** Start **

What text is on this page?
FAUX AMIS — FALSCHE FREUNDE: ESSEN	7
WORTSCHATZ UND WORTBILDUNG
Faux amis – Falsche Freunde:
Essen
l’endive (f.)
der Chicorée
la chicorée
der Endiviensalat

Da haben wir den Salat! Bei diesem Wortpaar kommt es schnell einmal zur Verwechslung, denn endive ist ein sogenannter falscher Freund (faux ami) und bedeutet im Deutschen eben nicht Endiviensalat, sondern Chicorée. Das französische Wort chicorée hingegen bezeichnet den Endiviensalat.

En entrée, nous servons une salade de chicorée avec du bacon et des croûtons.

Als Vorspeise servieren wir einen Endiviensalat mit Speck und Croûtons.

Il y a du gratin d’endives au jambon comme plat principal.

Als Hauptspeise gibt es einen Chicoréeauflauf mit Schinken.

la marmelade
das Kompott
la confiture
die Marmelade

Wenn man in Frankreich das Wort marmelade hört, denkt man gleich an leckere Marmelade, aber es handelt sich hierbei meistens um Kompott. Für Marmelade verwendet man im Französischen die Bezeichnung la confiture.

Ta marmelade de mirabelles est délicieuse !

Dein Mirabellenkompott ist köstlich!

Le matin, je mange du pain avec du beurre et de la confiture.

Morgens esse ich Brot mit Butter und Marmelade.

** End **

Task goal. Restate every line of the data word for word.

Answer.
What text is on this page?
FAUX AMIS — FALSCHE FREUNDE: ESSEN	7
WORTSCHATZ UND WORTBILDUNG
Faux amis – Falsche Freunde:
Essen
l’endive (f.)
der Chicorée
la chicorée
der Endiviensalat

Da haben wir den Salat! Bei diesem Wortpaar kommt es schnell einmal zur Verwechslung, denn endive ist ein sogenannter falscher Freund (faux ami) und bedeutet im Deutschen eben nicht Endiviensalat, sondern Chicorée. Das französische Wort chicorée hingegen bezeichnet den Endiviensalat.

En entrée, nous servons une salade de chicorée avec du bacon et des croûtons.

Als Vorspeise servieren wir einen Endiviensalat mit Speck und Croûtons.

Il y a du gratin d’endives au jambon comme plat principal.

Als Hauptspeise gibt es einen Chicoréeauflauf mit Schinken.

la marmelade
das Kompott
la confiture
die Marmelade

Wenn man in Frankreich das Wort marmelade hört, denkt man gleich an leckere Marmelade, aber es handelt sich hierbei meistens um Kompott. Für Marmelade verwendet man im Französischen die Bezeichnung la confiture.

Ta marmelade de mirabelles est délicieuse !

Dein Mirabellenkompott ist köstlich!

Le matin, je mange du pain avec du beurre et de la confiture.

Morgens esse ich Brot mit Butter und Marmelade.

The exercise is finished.